• **What is being asked**: The records below should be written out again, exactly.

• **Available data**:

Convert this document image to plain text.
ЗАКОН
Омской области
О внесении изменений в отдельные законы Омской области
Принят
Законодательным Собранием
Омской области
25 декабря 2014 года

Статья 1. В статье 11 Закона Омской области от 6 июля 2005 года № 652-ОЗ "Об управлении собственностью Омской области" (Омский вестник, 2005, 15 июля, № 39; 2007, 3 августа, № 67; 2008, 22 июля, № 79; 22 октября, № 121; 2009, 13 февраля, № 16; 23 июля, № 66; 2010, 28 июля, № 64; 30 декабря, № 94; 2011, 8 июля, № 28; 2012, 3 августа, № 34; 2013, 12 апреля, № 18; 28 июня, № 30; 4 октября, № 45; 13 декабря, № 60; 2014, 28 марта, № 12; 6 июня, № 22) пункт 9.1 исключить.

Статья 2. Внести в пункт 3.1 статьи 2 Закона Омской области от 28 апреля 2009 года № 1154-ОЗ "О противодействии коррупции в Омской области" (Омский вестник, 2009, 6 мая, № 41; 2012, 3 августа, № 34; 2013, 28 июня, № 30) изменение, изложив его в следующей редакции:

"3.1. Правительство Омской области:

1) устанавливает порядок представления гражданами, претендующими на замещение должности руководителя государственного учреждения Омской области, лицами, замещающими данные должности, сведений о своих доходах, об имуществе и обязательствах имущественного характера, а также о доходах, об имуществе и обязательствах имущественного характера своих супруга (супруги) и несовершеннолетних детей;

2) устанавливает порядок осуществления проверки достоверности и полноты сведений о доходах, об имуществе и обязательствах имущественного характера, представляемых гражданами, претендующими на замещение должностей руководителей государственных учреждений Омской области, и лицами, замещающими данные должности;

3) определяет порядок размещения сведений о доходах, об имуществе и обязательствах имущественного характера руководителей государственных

• **The response**:
Convert this document image to plain text.
ЗАКОН
Омской области
О внесении изменений в отдельные законы Омской области
Принят
Законодательным Собранием
Омской области
25 декабря 2014 года

Статья 1. В статье 11 Закона Омской области от 6 июля 2005 года № 652-ОЗ "Об управлении собственностью Омской области" (Омский вестник, 2005, 15 июля, № 39; 2007, 3 августа, № 67; 2008, 22 июля, № 79; 22 октября, № 121; 2009, 13 февраля, № 16; 23 июля, № 66; 2010, 28 июля, № 64; 30 декабря, № 94; 2011, 8 июля, № 28; 2012, 3 августа, № 34; 2013, 12 апреля, № 18; 28 июня, № 30; 4 октября, № 45; 13 декабря, № 60; 2014, 28 марта, № 12; 6 июня, № 22) пункт 9.1 исключить.

Статья 2. Внести в пункт 3.1 статьи 2 Закона Омской области от 28 апреля 2009 года № 1154-ОЗ "О противодействии коррупции в Омской области" (Омский вестник, 2009, 6 мая, № 41; 2012, 3 августа, № 34; 2013, 28 июня, № 30) изменение, изложив его в следующей редакции:

"3.1. Правительство Омской области:

1) устанавливает порядок представления гражданами, претендующими на замещение должности руководителя государственного учреждения Омской области, лицами, замещающими данные должности, сведений о своих доходах, об имуществе и обязательствах имущественного характера, а также о доходах, об имуществе и обязательствах имущественного характера своих супруга (супруги) и несовершеннолетних детей;

2) устанавливает порядок осуществления проверки достоверности и полноты сведений о доходах, об имуществе и обязательствах имущественного характера, представляемых гражданами, претендующими на замещение должностей руководителей государственных учреждений Омской области, и лицами, замещающими данные должности;

3) определяет порядок размещения сведений о доходах, об имуществе и обязательствах имущественного характера руководителей государственных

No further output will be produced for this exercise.